====== Records to use ======

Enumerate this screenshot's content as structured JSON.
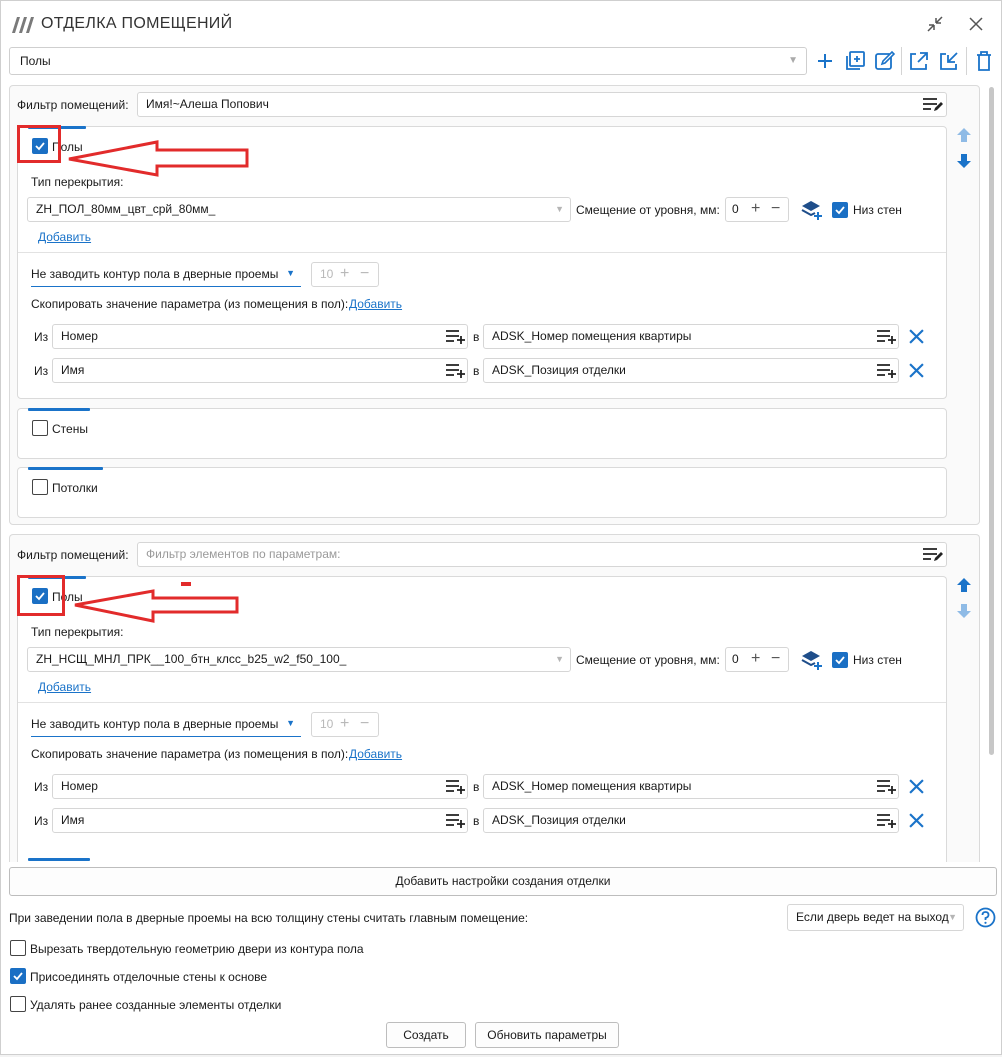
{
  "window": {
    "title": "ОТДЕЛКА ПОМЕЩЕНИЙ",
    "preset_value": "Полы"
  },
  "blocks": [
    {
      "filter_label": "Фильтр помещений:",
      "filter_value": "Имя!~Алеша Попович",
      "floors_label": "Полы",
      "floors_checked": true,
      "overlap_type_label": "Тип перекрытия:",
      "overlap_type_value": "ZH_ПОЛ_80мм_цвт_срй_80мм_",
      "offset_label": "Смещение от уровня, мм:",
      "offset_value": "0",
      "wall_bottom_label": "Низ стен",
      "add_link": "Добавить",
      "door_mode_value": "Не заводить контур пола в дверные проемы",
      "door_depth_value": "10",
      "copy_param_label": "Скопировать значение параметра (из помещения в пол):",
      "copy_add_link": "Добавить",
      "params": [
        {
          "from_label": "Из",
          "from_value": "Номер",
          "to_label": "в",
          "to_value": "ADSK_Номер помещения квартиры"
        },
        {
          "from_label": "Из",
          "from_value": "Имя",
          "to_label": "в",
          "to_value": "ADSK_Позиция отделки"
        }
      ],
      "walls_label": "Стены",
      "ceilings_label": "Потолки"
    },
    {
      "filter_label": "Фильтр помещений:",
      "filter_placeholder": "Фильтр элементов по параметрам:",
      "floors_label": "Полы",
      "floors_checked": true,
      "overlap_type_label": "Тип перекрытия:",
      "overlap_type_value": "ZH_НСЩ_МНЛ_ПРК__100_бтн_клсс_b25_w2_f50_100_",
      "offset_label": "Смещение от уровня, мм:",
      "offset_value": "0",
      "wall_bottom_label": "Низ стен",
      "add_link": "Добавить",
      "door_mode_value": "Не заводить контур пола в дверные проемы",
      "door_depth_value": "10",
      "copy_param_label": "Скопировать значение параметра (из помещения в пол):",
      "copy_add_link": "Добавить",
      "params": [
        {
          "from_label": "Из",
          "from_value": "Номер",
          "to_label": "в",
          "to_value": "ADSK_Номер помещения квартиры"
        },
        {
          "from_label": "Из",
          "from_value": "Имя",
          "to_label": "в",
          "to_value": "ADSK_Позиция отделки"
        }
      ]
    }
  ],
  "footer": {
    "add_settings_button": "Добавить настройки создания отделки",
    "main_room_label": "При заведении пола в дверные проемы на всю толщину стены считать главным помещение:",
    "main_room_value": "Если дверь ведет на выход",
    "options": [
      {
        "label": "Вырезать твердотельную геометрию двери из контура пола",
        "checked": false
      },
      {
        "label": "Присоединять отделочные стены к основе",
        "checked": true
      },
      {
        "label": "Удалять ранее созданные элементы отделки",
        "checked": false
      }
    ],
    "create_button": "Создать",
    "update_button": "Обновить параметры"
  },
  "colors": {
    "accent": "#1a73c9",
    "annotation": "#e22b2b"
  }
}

======

■ Requirements: Give the number of lines in the records that contain the string "отделки", with no other output.

■ Solution to this exercise: 4